Work to be completed → Separate out the lines that hold "text".

— Begin Data lines —

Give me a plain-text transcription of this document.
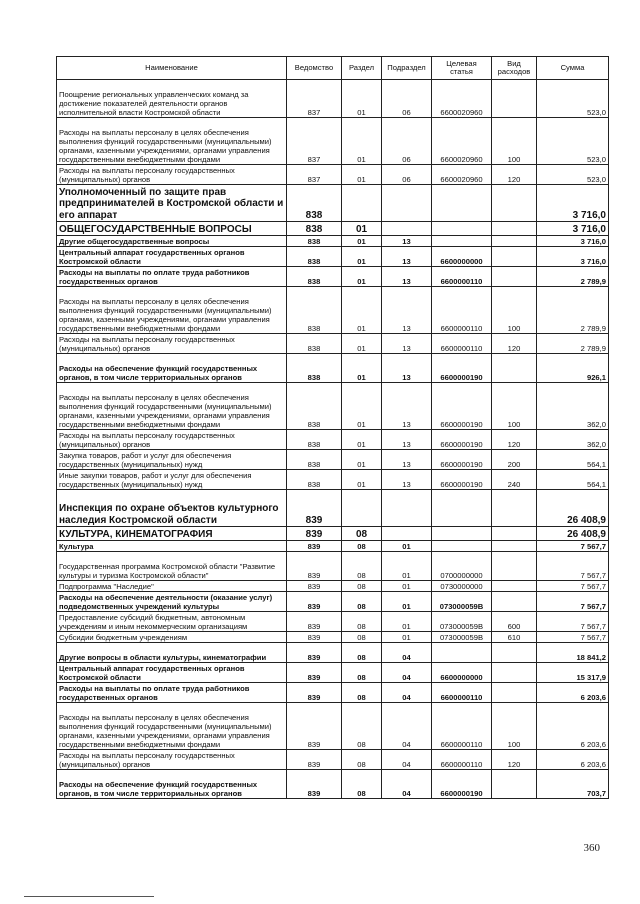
Наименование	Ведомство	Раздел	Подраздел	Целевая статья	Вид расходов	Сумма
Поощрение региональных управленческих команд за достижение показателей деятельности органов исполнительной власти Костромской области	837	01	06	6600020960		523,0
Расходы на выплаты персоналу в целях обеспечения выполнения функций государственными (муниципальными) органами, казенными учреждениями, органами управления государственными внебюджетными фондами	837	01	06	6600020960	100	523,0
Расходы на выплаты персоналу государственных (муниципальных) органов	837	01	06	6600020960	120	523,0
Уполномоченный по защите прав предпринимателей в Костромской области и его аппарат	838					3 716,0
ОБЩЕГОСУДАРСТВЕННЫЕ ВОПРОСЫ	838	01				3 716,0
Другие общегосударственные вопросы	838	01	13			3 716,0
Центральный аппарат государственных органов Костромской области	838	01	13	6600000000		3 716,0
Расходы на выплаты по оплате труда работников государственных органов	838	01	13	6600000110		2 789,9
Расходы на выплаты персоналу в целях обеспечения выполнения функций государственными (муниципальными) органами, казенными учреждениями, органами управления государственными внебюджетными фондами	838	01	13	6600000110	100	2 789,9
Расходы на выплаты персоналу государственных (муниципальных) органов	838	01	13	6600000110	120	2 789,9
Расходы на обеспечение функций государственных органов, в том числе территориальных органов	838	01	13	6600000190		926,1
Расходы на выплаты персоналу в целях обеспечения выполнения функций государственными (муниципальными) органами, казенными учреждениями, органами управления государственными внебюджетными фондами	838	01	13	6600000190	100	362,0
Расходы на выплаты персоналу государственных (муниципальных) органов	838	01	13	6600000190	120	362,0
Закупка товаров, работ и услуг для обеспечения государственных (муниципальных) нужд	838	01	13	6600000190	200	564,1
Иные закупки товаров, работ и услуг для обеспечения государственных (муниципальных) нужд	838	01	13	6600000190	240	564,1
Инспекция по охране объектов культурного наследия Костромской области	839					26 408,9
КУЛЬТУРА, КИНЕМАТОГРАФИЯ	839	08				26 408,9
Культура	839	08	01			7 567,7
Государственная программа Костромской области "Развитие культуры и туризма Костромской области"	839	08	01	0700000000		7 567,7
Подпрограмма "Наследие"	839	08	01	0730000000		7 567,7
Расходы на обеспечение деятельности (оказание услуг) подведомственных учреждений культуры	839	08	01	073000059В		7 567,7
Предоставление субсидий бюджетным, автономным учреждениям и иным некоммерческим организациям	839	08	01	073000059В	600	7 567,7
Субсидии бюджетным учреждениям	839	08	01	073000059В	610	7 567,7
Другие вопросы в области культуры, кинематографии	839	08	04			18 841,2
Центральный аппарат государственных органов Костромской области	839	08	04	6600000000		15 317,9
Расходы на выплаты по оплате труда работников государственных органов	839	08	04	6600000110		6 203,6
Расходы на выплаты персоналу в целях обеспечения выполнения функций государственными (муниципальными) органами, казенными учреждениями, органами управления государственными внебюджетными фондами	839	08	04	6600000110	100	6 203,6
Расходы на выплаты персоналу государственных (муниципальных) органов	839	08	04	6600000110	120	6 203,6
Расходы на обеспечение функций государственных органов, в том числе территориальных органов	839	08	04	6600000190		703,7
360
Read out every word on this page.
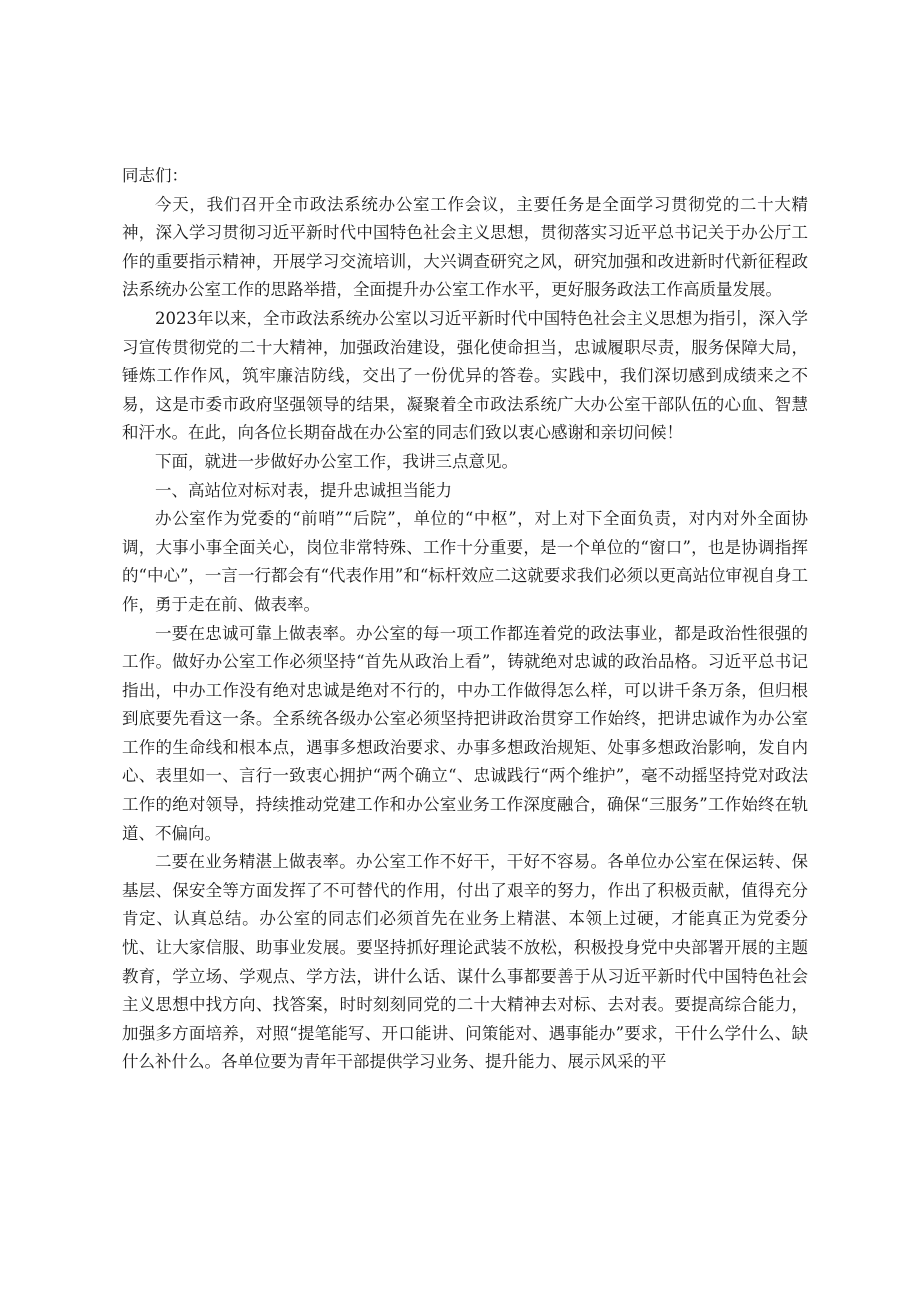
同志们：

今天，我们召开全市政法系统办公室工作会议，主要任务是全面学习贯彻党的二十大精神，深入学习贯彻习近平新时代中国特色社会主义思想，贯彻落实习近平总书记关于办公厅工作的重要指示精神，开展学习交流培训，大兴调查研究之风，研究加强和改进新时代新征程政法系统办公室工作的思路举措，全面提升办公室工作水平，更好服务政法工作高质量发展。

2023年以来，全市政法系统办公室以习近平新时代中国特色社会主义思想为指引，深入学习宣传贯彻党的二十大精神，加强政治建设，强化使命担当，忠诚履职尽责，服务保障大局，锤炼工作作风，筑牢廉洁防线，交出了一份优异的答卷。实践中，我们深切感到成绩来之不易，这是市委市政府坚强领导的结果，凝聚着全市政法系统广大办公室干部队伍的心血、智慧和汗水。在此，向各位长期奋战在办公室的同志们致以衷心感谢和亲切问候！

下面，就进一步做好办公室工作，我讲三点意见。

一、高站位对标对表，提升忠诚担当能力

办公室作为党委的“前哨”“后院”，单位的“中枢”，对上对下全面负责，对内对外全面协调，大事小事全面关心，岗位非常特殊、工作十分重要，是一个单位的“窗口”，也是协调指挥的“中心”，一言一行都会有“代表作用”和“标杆效应二这就要求我们必须以更高站位审视自身工作，勇于走在前、做表率。

一要在忠诚可靠上做表率。办公室的每一项工作都连着党的政法事业，都是政治性很强的工作。做好办公室工作必须坚持“首先从政治上看”，铸就绝对忠诚的政治品格。习近平总书记指出，中办工作没有绝对忠诚是绝对不行的，中办工作做得怎么样，可以讲千条万条，但归根到底要先看这一条。全系统各级办公室必须坚持把讲政治贯穿工作始终，把讲忠诚作为办公室工作的生命线和根本点，遇事多想政治要求、办事多想政治规矩、处事多想政治影响，发自内心、表里如一、言行一致衷心拥护“两个确立“、忠诚践行“两个维护”，毫不动摇坚持党对政法工作的绝对领导，持续推动党建工作和办公室业务工作深度融合，确保“三服务”工作始终在轨道、不偏向。

二要在业务精湛上做表率。办公室工作不好干，干好不容易。各单位办公室在保运转、保基层、保安全等方面发挥了不可替代的作用，付出了艰辛的努力，作出了积极贡献，值得充分肯定、认真总结。办公室的同志们必须首先在业务上精湛、本领上过硬，才能真正为党委分忧、让大家信服、助事业发展。要坚持抓好理论武装不放松，积极投身党中央部署开展的主题教育，学立场、学观点、学方法，讲什么话、谋什么事都要善于从习近平新时代中国特色社会主义思想中找方向、找答案，时时刻刻同党的二十大精神去对标、去对表。要提高综合能力，加强多方面培养，对照“提笔能写、开口能讲、问策能对、遇事能办”要求，干什么学什么、缺什么补什么。各单位要为青年干部提供学习业务、提升能力、展示风采的平
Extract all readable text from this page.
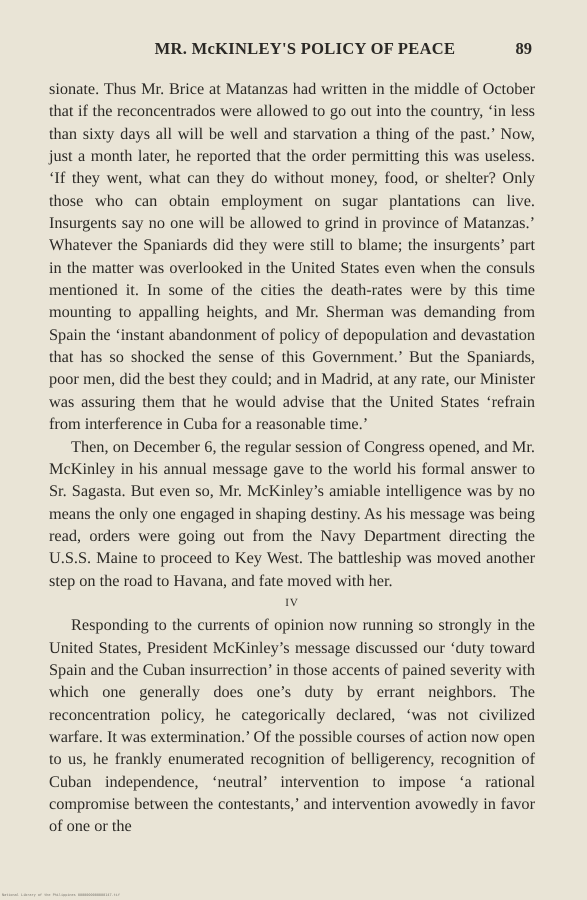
MR. McKINLEY'S POLICY OF PEACE	89

sionate. Thus Mr. Brice at Matanzas had written in the middle of October that if the reconcentrados were allowed to go out into the country, ‘in less than sixty days all will be well and starvation a thing of the past.’ Now, just a month later, he reported that the order permitting this was useless. ‘If they went, what can they do without money, food, or shelter? Only those who can obtain employment on sugar plantations can live. Insurgents say no one will be allowed to grind in province of Matanzas.’ Whatever the Spaniards did they were still to blame; the insurgents’ part in the matter was overlooked in the United States even when the consuls mentioned it. In some of the cities the death-rates were by this time mounting to appalling heights, and Mr. Sherman was demanding from Spain the ‘instant abandonment of policy of depopulation and devastation that has so shocked the sense of this Government.’ But the Spaniards, poor men, did the best they could; and in Madrid, at any rate, our Minister was assuring them that he would advise that the United States ‘refrain from interference in Cuba for a reasonable time.’

Then, on December 6, the regular session of Congress opened, and Mr. McKinley in his annual message gave to the world his formal answer to Sr. Sagasta. But even so, Mr. McKinley’s amiable intelligence was by no means the only one engaged in shaping destiny. As his message was being read, orders were going out from the Navy Department directing the U.S.S. Maine to proceed to Key West. The battleship was moved another step on the road to Havana, and fate moved with her.

IV

Responding to the currents of opinion now running so strongly in the United States, President McKinley’s message discussed our ‘duty toward Spain and the Cuban insurrection’ in those accents of pained severity with which one generally does one’s duty by errant neighbors. The reconcentration policy, he categorically declared, ‘was not civilized warfare. It was extermination.’ Of the possible courses of action now open to us, he frankly enumerated recognition of belligerency, recognition of Cuban independence, ‘neutral’ intervention to impose ‘a rational compromise between the contestants,’ and intervention avowedly in favor of one or the

National Library of the Philippines 0000000000000147.tif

— End Data lines —

Answer to this problem →
Give me a plain-text transcription of this document.
Extract all readable text from this page.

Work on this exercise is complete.